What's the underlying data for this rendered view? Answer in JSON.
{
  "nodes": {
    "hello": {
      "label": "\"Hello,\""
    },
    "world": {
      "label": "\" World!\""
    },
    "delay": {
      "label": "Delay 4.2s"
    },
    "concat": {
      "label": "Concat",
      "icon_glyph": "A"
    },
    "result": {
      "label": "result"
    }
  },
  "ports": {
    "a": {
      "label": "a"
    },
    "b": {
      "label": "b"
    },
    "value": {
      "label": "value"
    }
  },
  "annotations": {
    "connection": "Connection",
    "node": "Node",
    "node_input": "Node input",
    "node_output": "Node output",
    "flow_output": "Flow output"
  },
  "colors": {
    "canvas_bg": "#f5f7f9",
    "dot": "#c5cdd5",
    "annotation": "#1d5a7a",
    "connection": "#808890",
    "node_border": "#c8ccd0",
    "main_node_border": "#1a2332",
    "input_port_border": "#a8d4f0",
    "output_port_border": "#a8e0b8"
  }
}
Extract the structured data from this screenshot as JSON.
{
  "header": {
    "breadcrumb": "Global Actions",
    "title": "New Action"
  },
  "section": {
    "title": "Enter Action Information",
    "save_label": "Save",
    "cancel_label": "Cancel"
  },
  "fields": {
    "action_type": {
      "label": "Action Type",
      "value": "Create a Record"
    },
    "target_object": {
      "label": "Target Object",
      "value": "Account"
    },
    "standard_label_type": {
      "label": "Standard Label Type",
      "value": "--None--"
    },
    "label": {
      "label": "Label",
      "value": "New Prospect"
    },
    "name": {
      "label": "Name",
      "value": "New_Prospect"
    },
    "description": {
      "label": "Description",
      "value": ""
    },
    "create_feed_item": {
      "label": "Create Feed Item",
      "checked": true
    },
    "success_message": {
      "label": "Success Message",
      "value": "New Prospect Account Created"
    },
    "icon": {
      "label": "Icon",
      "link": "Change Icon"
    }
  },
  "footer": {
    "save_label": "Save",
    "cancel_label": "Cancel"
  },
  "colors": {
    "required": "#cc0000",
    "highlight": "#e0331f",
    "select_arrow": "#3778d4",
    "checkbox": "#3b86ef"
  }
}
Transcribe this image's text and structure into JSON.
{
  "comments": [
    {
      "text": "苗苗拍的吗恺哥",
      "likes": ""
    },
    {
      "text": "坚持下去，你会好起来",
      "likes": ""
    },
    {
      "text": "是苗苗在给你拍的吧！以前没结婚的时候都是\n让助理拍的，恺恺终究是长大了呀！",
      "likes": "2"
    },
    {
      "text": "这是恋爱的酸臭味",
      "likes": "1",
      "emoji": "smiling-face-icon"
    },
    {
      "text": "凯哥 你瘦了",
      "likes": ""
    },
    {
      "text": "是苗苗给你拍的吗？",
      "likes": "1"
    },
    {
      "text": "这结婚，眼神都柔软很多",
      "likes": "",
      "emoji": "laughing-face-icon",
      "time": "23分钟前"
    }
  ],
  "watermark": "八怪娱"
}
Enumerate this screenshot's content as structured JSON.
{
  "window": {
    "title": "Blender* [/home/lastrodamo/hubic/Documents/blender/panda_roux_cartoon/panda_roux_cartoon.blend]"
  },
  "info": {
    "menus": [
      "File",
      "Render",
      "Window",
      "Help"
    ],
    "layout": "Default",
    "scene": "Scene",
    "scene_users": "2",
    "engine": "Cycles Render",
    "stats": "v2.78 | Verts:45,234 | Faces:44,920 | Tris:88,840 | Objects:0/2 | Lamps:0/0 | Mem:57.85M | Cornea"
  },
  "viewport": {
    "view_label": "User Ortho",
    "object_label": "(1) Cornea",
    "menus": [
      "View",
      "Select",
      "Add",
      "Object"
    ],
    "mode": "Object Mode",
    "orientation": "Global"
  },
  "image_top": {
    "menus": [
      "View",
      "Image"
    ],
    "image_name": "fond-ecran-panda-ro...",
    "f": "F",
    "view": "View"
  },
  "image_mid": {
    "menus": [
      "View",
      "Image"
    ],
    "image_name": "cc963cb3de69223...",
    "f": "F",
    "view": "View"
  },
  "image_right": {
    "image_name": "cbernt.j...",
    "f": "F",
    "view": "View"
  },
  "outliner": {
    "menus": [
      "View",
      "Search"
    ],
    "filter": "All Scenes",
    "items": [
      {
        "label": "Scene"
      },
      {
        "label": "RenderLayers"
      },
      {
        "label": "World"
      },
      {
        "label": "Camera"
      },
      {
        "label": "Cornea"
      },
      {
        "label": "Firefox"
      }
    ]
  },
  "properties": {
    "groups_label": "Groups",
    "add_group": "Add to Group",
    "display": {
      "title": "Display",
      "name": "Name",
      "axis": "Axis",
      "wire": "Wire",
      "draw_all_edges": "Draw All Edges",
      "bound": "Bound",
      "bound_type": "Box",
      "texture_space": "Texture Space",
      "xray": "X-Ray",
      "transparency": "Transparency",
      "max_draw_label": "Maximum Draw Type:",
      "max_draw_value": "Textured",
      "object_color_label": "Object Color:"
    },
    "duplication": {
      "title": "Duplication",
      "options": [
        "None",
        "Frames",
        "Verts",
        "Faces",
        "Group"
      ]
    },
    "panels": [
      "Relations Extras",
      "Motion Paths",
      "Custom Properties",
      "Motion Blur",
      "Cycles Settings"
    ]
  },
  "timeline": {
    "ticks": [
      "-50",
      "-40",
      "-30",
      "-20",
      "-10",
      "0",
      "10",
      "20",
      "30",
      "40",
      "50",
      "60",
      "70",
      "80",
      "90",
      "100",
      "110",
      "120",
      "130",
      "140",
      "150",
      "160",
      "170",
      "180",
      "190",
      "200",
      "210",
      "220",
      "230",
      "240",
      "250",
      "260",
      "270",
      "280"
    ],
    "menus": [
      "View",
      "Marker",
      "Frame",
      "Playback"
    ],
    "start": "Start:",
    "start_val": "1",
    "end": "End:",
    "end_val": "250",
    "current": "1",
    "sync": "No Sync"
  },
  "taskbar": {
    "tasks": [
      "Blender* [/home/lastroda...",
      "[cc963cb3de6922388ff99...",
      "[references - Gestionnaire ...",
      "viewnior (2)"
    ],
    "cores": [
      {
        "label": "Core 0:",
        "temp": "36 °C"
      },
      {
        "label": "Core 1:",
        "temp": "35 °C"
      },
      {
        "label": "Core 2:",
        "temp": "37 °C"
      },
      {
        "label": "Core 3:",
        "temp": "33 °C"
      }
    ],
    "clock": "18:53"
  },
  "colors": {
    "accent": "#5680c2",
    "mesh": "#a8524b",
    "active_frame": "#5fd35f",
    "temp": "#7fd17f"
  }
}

## EXERCISE OBJECTIVE
Exact copies of all the records are required.

## THE RESPONSE
What's the underlying data for this rendered view? Answer in JSON.
{
  "nodes": {
    "hello": {
      "label": "\"Hello,\""
    },
    "world": {
      "label": "\" World!\""
    },
    "delay": {
      "label": "Delay 4.2s"
    },
    "concat": {
      "label": "Concat",
      "icon_glyph": "A"
    },
    "result": {
      "label": "result"
    }
  },
  "ports": {
    "a": {
      "label": "a"
    },
    "b": {
      "label": "b"
    },
    "value": {
      "label": "value"
    }
  },
  "annotations": {
    "connection": "Connection",
    "node": "Node",
    "node_input": "Node input",
    "node_output": "Node output",
    "flow_output": "Flow output"
  },
  "colors": {
    "canvas_bg": "#f5f7f9",
    "dot": "#c5cdd5",
    "annotation": "#1d5a7a",
    "connection": "#808890",
    "node_border": "#c8ccd0",
    "main_node_border": "#1a2332",
    "input_port_border": "#a8d4f0",
    "output_port_border": "#a8e0b8"
  }
}
Extract the structured data from this screenshot as JSON.
{
  "header": {
    "breadcrumb": "Global Actions",
    "title": "New Action"
  },
  "section": {
    "title": "Enter Action Information",
    "save_label": "Save",
    "cancel_label": "Cancel"
  },
  "fields": {
    "action_type": {
      "label": "Action Type",
      "value": "Create a Record"
    },
    "target_object": {
      "label": "Target Object",
      "value": "Account"
    },
    "standard_label_type": {
      "label": "Standard Label Type",
      "value": "--None--"
    },
    "label": {
      "label": "Label",
      "value": "New Prospect"
    },
    "name": {
      "label": "Name",
      "value": "New_Prospect"
    },
    "description": {
      "label": "Description",
      "value": ""
    },
    "create_feed_item": {
      "label": "Create Feed Item",
      "checked": true
    },
    "success_message": {
      "label": "Success Message",
      "value": "New Prospect Account Created"
    },
    "icon": {
      "label": "Icon",
      "link": "Change Icon"
    }
  },
  "footer": {
    "save_label": "Save",
    "cancel_label": "Cancel"
  },
  "colors": {
    "required": "#cc0000",
    "highlight": "#e0331f",
    "select_arrow": "#3778d4",
    "checkbox": "#3b86ef"
  }
}
Transcribe this image's text and structure into JSON.
{
  "comments": [
    {
      "text": "苗苗拍的吗恺哥",
      "likes": ""
    },
    {
      "text": "坚持下去，你会好起来",
      "likes": ""
    },
    {
      "text": "是苗苗在给你拍的吧！以前没结婚的时候都是\n让助理拍的，恺恺终究是长大了呀！",
      "likes": "2"
    },
    {
      "text": "这是恋爱的酸臭味",
      "likes": "1",
      "emoji": "smiling-face-icon"
    },
    {
      "text": "凯哥 你瘦了",
      "likes": ""
    },
    {
      "text": "是苗苗给你拍的吗？",
      "likes": "1"
    },
    {
      "text": "这结婚，眼神都柔软很多",
      "likes": "",
      "emoji": "laughing-face-icon",
      "time": "23分钟前"
    }
  ],
  "watermark": "八怪娱"
}
Enumerate this screenshot's content as structured JSON.
{
  "window": {
    "title": "Blender* [/home/lastrodamo/hubic/Documents/blender/panda_roux_cartoon/panda_roux_cartoon.blend]"
  },
  "info": {
    "menus": [
      "File",
      "Render",
      "Window",
      "Help"
    ],
    "layout": "Default",
    "scene": "Scene",
    "scene_users": "2",
    "engine": "Cycles Render",
    "stats": "v2.78 | Verts:45,234 | Faces:44,920 | Tris:88,840 | Objects:0/2 | Lamps:0/0 | Mem:57.85M | Cornea"
  },
  "viewport": {
    "view_label": "User Ortho",
    "object_label": "(1) Cornea",
    "menus": [
      "View",
      "Select",
      "Add",
      "Object"
    ],
    "mode": "Object Mode",
    "orientation": "Global"
  },
  "image_top": {
    "menus": [
      "View",
      "Image"
    ],
    "image_name": "fond-ecran-panda-ro...",
    "f": "F",
    "view": "View"
  },
  "image_mid": {
    "menus": [
      "View",
      "Image"
    ],
    "image_name": "cc963cb3de69223...",
    "f": "F",
    "view": "View"
  },
  "image_right": {
    "image_name": "cbernt.j...",
    "f": "F",
    "view": "View"
  },
  "outliner": {
    "menus": [
      "View",
      "Search"
    ],
    "filter": "All Scenes",
    "items": [
      {
        "label": "Scene"
      },
      {
        "label": "RenderLayers"
      },
      {
        "label": "World"
      },
      {
        "label": "Camera"
      },
      {
        "label": "Cornea"
      },
      {
        "label": "Firefox"
      }
    ]
  },
  "properties": {
    "groups_label": "Groups",
    "add_group": "Add to Group",
    "display": {
      "title": "Display",
      "name": "Name",
      "axis": "Axis",
      "wire": "Wire",
      "draw_all_edges": "Draw All Edges",
      "bound": "Bound",
      "bound_type": "Box",
      "texture_space": "Texture Space",
      "xray": "X-Ray",
      "transparency": "Transparency",
      "max_draw_label": "Maximum Draw Type:",
      "max_draw_value": "Textured",
      "object_color_label": "Object Color:"
    },
    "duplication": {
      "title": "Duplication",
      "options": [
        "None",
        "Frames",
        "Verts",
        "Faces",
        "Group"
      ]
    },
    "panels": [
      "Relations Extras",
      "Motion Paths",
      "Custom Properties",
      "Motion Blur",
      "Cycles Settings"
    ]
  },
  "timeline": {
    "ticks": [
      "-50",
      "-40",
      "-30",
      "-20",
      "-10",
      "0",
      "10",
      "20",
      "30",
      "40",
      "50",
      "60",
      "70",
      "80",
      "90",
      "100",
      "110",
      "120",
      "130",
      "140",
      "150",
      "160",
      "170",
      "180",
      "190",
      "200",
      "210",
      "220",
      "230",
      "240",
      "250",
      "260",
      "270",
      "280"
    ],
    "menus": [
      "View",
      "Marker",
      "Frame",
      "Playback"
    ],
    "start": "Start:",
    "start_val": "1",
    "end": "End:",
    "end_val": "250",
    "current": "1",
    "sync": "No Sync"
  },
  "taskbar": {
    "tasks": [
      "Blender* [/home/lastroda...",
      "[cc963cb3de6922388ff99...",
      "[references - Gestionnaire ...",
      "viewnior (2)"
    ],
    "cores": [
      {
        "label": "Core 0:",
        "temp": "36 °C"
      },
      {
        "label": "Core 1:",
        "temp": "35 °C"
      },
      {
        "label": "Core 2:",
        "temp": "37 °C"
      },
      {
        "label": "Core 3:",
        "temp": "33 °C"
      }
    ],
    "clock": "18:53"
  },
  "colors": {
    "accent": "#5680c2",
    "mesh": "#a8524b",
    "active_frame": "#5fd35f",
    "temp": "#7fd17f"
  }
}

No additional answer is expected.